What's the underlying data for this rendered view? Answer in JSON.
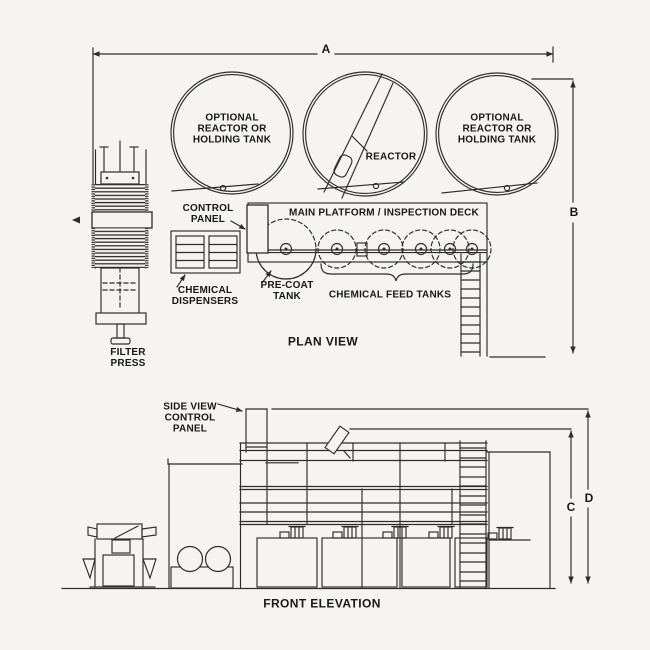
{
  "colors": {
    "paper": "#f5f4f1",
    "ink": "#2e2c28",
    "text": "#1a1814"
  },
  "plan_view": {
    "title": "PLAN VIEW",
    "dim_a": "A",
    "dim_b": "B",
    "tank_left_label": "OPTIONAL\nREACTOR OR\nHOLDING TANK",
    "reactor_label": "REACTOR",
    "tank_right_label": "OPTIONAL\nREACTOR OR\nHOLDING TANK",
    "control_panel_label": "CONTROL\nPANEL",
    "platform_label": "MAIN PLATFORM / INSPECTION DECK",
    "chemical_dispensers_label": "CHEMICAL\nDISPENSERS",
    "pre_coat_label": "PRE-COAT\nTANK",
    "feed_tanks_label": "CHEMICAL FEED TANKS",
    "filter_press_label": "FILTER\nPRESS"
  },
  "front_elevation": {
    "title": "FRONT ELEVATION",
    "dim_c": "C",
    "dim_d": "D",
    "control_panel_label": "SIDE VIEW\nCONTROL\nPANEL"
  }
}
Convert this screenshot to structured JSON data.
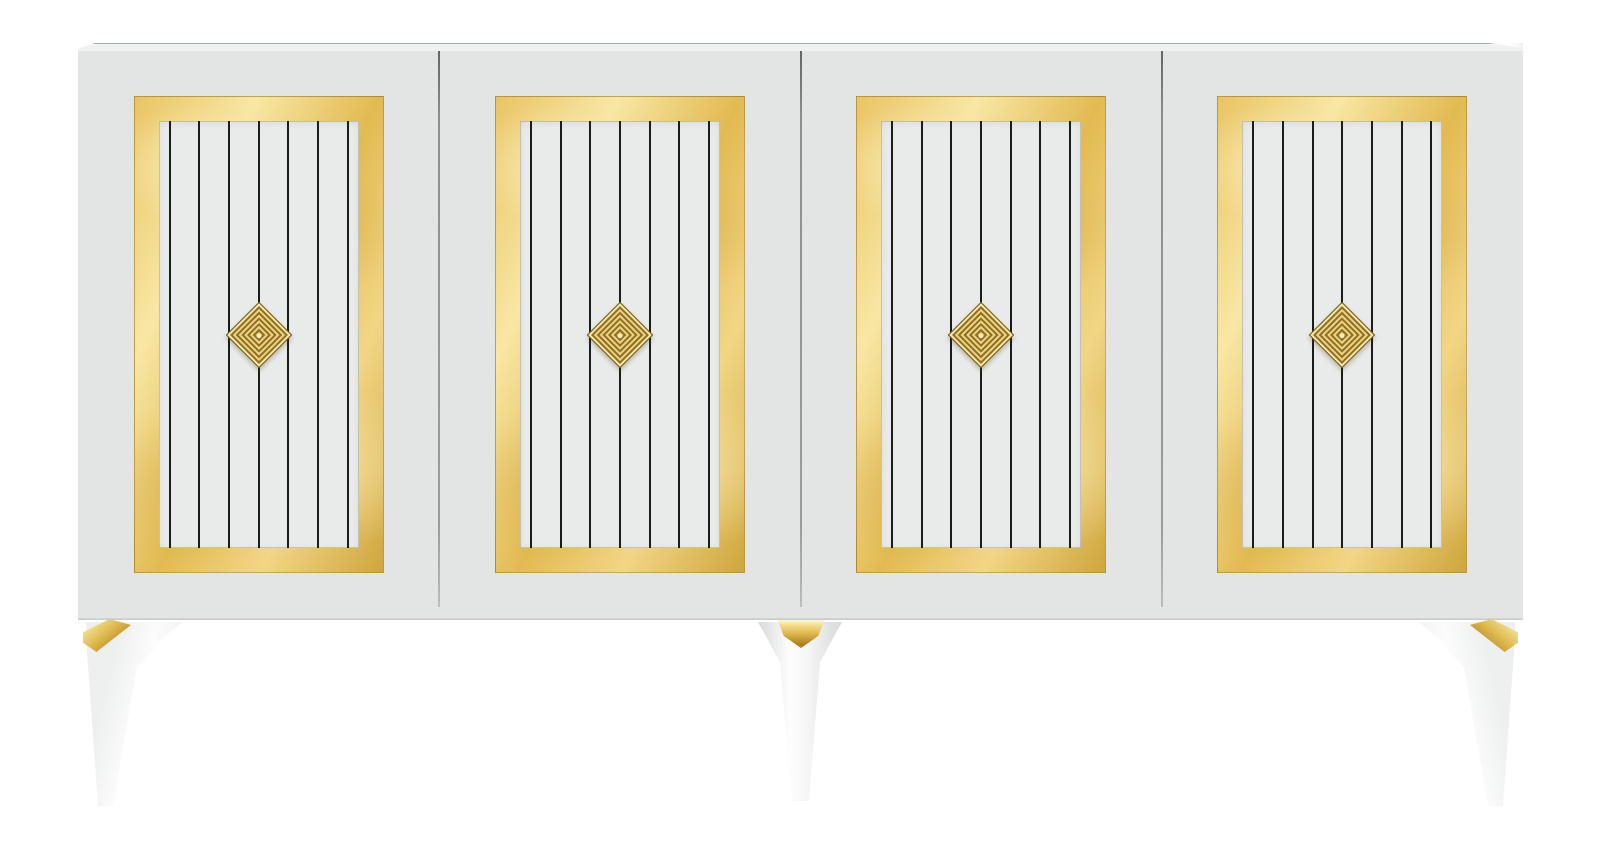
{
  "scene": {
    "alt_text": "White modern sideboard with four doors, each door framed in gold with seven thin black vertical stripes and a concentric gold diamond knob, standing on tapered white legs with gold caps on a plain white background",
    "background_color": "#ffffff"
  },
  "cabinet": {
    "door_count": 4,
    "stripes_per_door": 7,
    "knob_shape": "concentric-diamond",
    "colors": {
      "body": "#e3e5e4",
      "top_surface": "#f0f2f1",
      "top_edge_line": "#aaacab",
      "bottom_edge_line": "#c8cac9",
      "panel": "#e9ebea",
      "stripe": "#1b1d1c",
      "door_gap": "#8d8f8e",
      "gold_frame_base": "#ecc96d",
      "gold_frame_light": "#f8e7a4",
      "gold_frame_deep": "#cfa63e",
      "knob_gold": "#d3b054",
      "knob_ring_light": "#ecd386",
      "knob_ring_dark": "#8f6f22"
    }
  },
  "legs": {
    "visible_count": 3,
    "styles": [
      "angled-front-left",
      "tapered-cone-center",
      "angled-front-right"
    ],
    "colors": {
      "leg_white": "#fbfcfb",
      "leg_shade": "#d8dad9",
      "gold_cap": "#ddb64a"
    }
  }
}
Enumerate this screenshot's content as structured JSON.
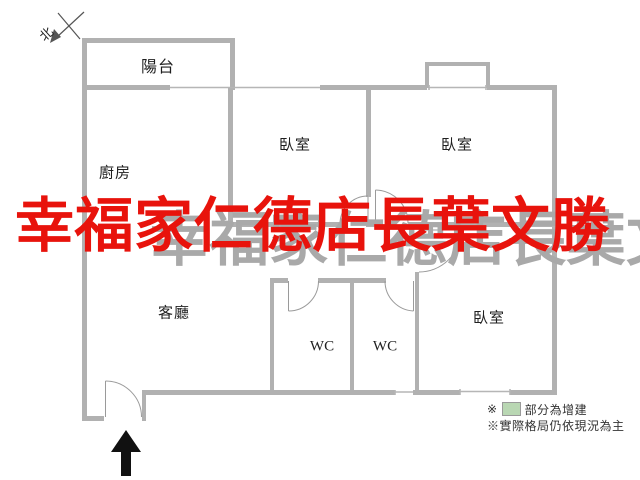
{
  "compass": {
    "north_label": "北"
  },
  "rooms": {
    "balcony": "陽台",
    "kitchen": "廚房",
    "bedroom_top_middle": "臥室",
    "bedroom_top_right": "臥室",
    "bedroom_bottom_right": "臥室",
    "living_room": "客廳",
    "wc_left": "WC",
    "wc_right": "WC"
  },
  "watermark": {
    "text": "幸福家仁德店長葉文勝",
    "color": "#e8130c",
    "echo_color": "#a9a9a9"
  },
  "legend": {
    "line1_prefix": "※",
    "line1_text": "部分為增建",
    "swatch_color": "#b9d7b3",
    "line2": "※實際格局仍依現況為主"
  },
  "colors": {
    "wall": "#b1b1b1",
    "thin_line": "#b6b6b6",
    "door_line": "#9a9a9a",
    "arrow": "#111111"
  }
}
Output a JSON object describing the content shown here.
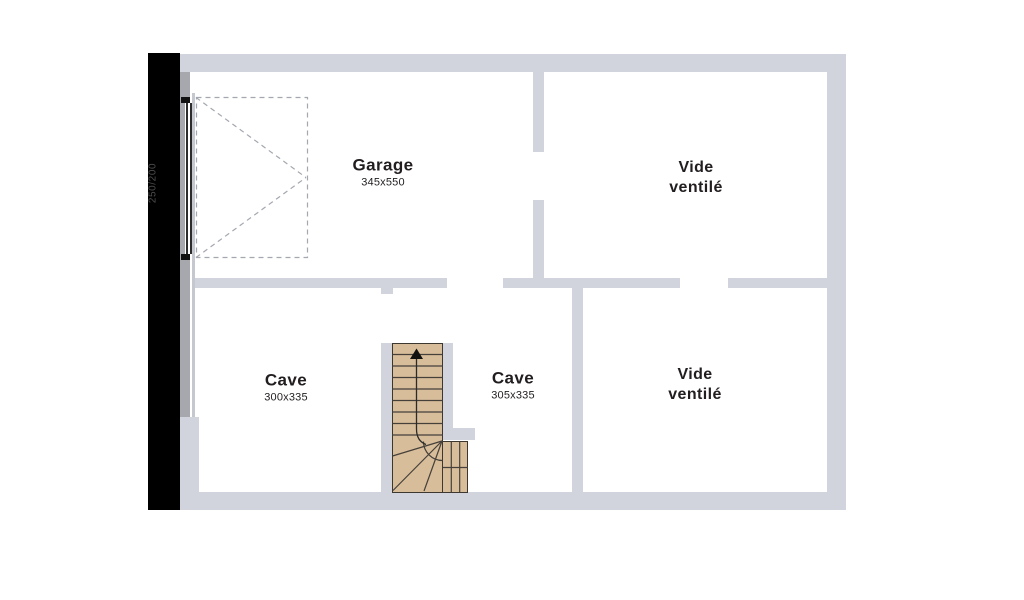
{
  "rooms": {
    "garage": {
      "name": "Garage",
      "dims": "345x550"
    },
    "vide_top": {
      "lines": [
        "Vide",
        "ventilé"
      ]
    },
    "cave_left": {
      "name": "Cave",
      "dims": "300x335"
    },
    "cave_right": {
      "name": "Cave",
      "dims": "305x335"
    },
    "vide_bottom": {
      "lines": [
        "Vide",
        "ventilé"
      ]
    }
  },
  "garage_door": {
    "dimension_label": "250/200"
  },
  "colors": {
    "wall": "#d2d4dd",
    "wall_dark": "#a6a8ad",
    "stair_fill": "#d8bd9a",
    "stair_line": "#45403a",
    "black_strip": "#000000",
    "text": "#221e20",
    "dashed_swing": "#a3a7af"
  }
}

(To do): Set down all the entries exactly as they appear, but skip any pictures.

(Written answer):
What's the underlying data for this rendered view? Answer in JSON.
{
  "colors": {
    "paper": "#f5f4f1",
    "ink": "#2e2c28",
    "text": "#1a1814"
  },
  "plan_view": {
    "title": "PLAN VIEW",
    "dim_a": "A",
    "dim_b": "B",
    "tank_left_label": "OPTIONAL\nREACTOR OR\nHOLDING TANK",
    "reactor_label": "REACTOR",
    "tank_right_label": "OPTIONAL\nREACTOR OR\nHOLDING TANK",
    "control_panel_label": "CONTROL\nPANEL",
    "platform_label": "MAIN PLATFORM / INSPECTION DECK",
    "chemical_dispensers_label": "CHEMICAL\nDISPENSERS",
    "pre_coat_label": "PRE-COAT\nTANK",
    "feed_tanks_label": "CHEMICAL FEED TANKS",
    "filter_press_label": "FILTER\nPRESS"
  },
  "front_elevation": {
    "title": "FRONT ELEVATION",
    "dim_c": "C",
    "dim_d": "D",
    "control_panel_label": "SIDE VIEW\nCONTROL\nPANEL"
  }
}
Convert this screenshot to structured JSON data.
{
  "scene": {
    "alt_text": "White modern sideboard with four doors, each door framed in gold with seven thin black vertical stripes and a concentric gold diamond knob, standing on tapered white legs with gold caps on a plain white background",
    "background_color": "#ffffff"
  },
  "cabinet": {
    "door_count": 4,
    "stripes_per_door": 7,
    "knob_shape": "concentric-diamond",
    "colors": {
      "body": "#e3e5e4",
      "top_surface": "#f0f2f1",
      "top_edge_line": "#aaacab",
      "bottom_edge_line": "#c8cac9",
      "panel": "#e9ebea",
      "stripe": "#1b1d1c",
      "door_gap": "#8d8f8e",
      "gold_frame_base": "#ecc96d",
      "gold_frame_light": "#f8e7a4",
      "gold_frame_deep": "#cfa63e",
      "knob_gold": "#d3b054",
      "knob_ring_light": "#ecd386",
      "knob_ring_dark": "#8f6f22"
    }
  },
  "legs": {
    "visible_count": 3,
    "styles": [
      "angled-front-left",
      "tapered-cone-center",
      "angled-front-right"
    ],
    "colors": {
      "leg_white": "#fbfcfb",
      "leg_shade": "#d8dad9",
      "gold_cap": "#ddb64a"
    }
  }
}
Enumerate this screenshot's content as structured JSON.
{
  "compass": {
    "north_label": "北"
  },
  "rooms": {
    "balcony": "陽台",
    "kitchen": "廚房",
    "bedroom_top_middle": "臥室",
    "bedroom_top_right": "臥室",
    "bedroom_bottom_right": "臥室",
    "living_room": "客廳",
    "wc_left": "WC",
    "wc_right": "WC"
  },
  "watermark": {
    "text": "幸福家仁德店長葉文勝",
    "color": "#e8130c",
    "echo_color": "#a9a9a9"
  },
  "legend": {
    "line1_prefix": "※",
    "line1_text": "部分為增建",
    "swatch_color": "#b9d7b3",
    "line2": "※實際格局仍依現況為主"
  },
  "colors": {
    "wall": "#b1b1b1",
    "thin_line": "#b6b6b6",
    "door_line": "#9a9a9a",
    "arrow": "#111111"
  }
}
Output a JSON object describing the content shown here.
{
  "rooms": {
    "garage": {
      "name": "Garage",
      "dims": "345x550"
    },
    "vide_top": {
      "lines": [
        "Vide",
        "ventilé"
      ]
    },
    "cave_left": {
      "name": "Cave",
      "dims": "300x335"
    },
    "cave_right": {
      "name": "Cave",
      "dims": "305x335"
    },
    "vide_bottom": {
      "lines": [
        "Vide",
        "ventilé"
      ]
    }
  },
  "garage_door": {
    "dimension_label": "250/200"
  },
  "colors": {
    "wall": "#d2d4dd",
    "wall_dark": "#a6a8ad",
    "stair_fill": "#d8bd9a",
    "stair_line": "#45403a",
    "black_strip": "#000000",
    "text": "#221e20",
    "dashed_swing": "#a3a7af"
  }
}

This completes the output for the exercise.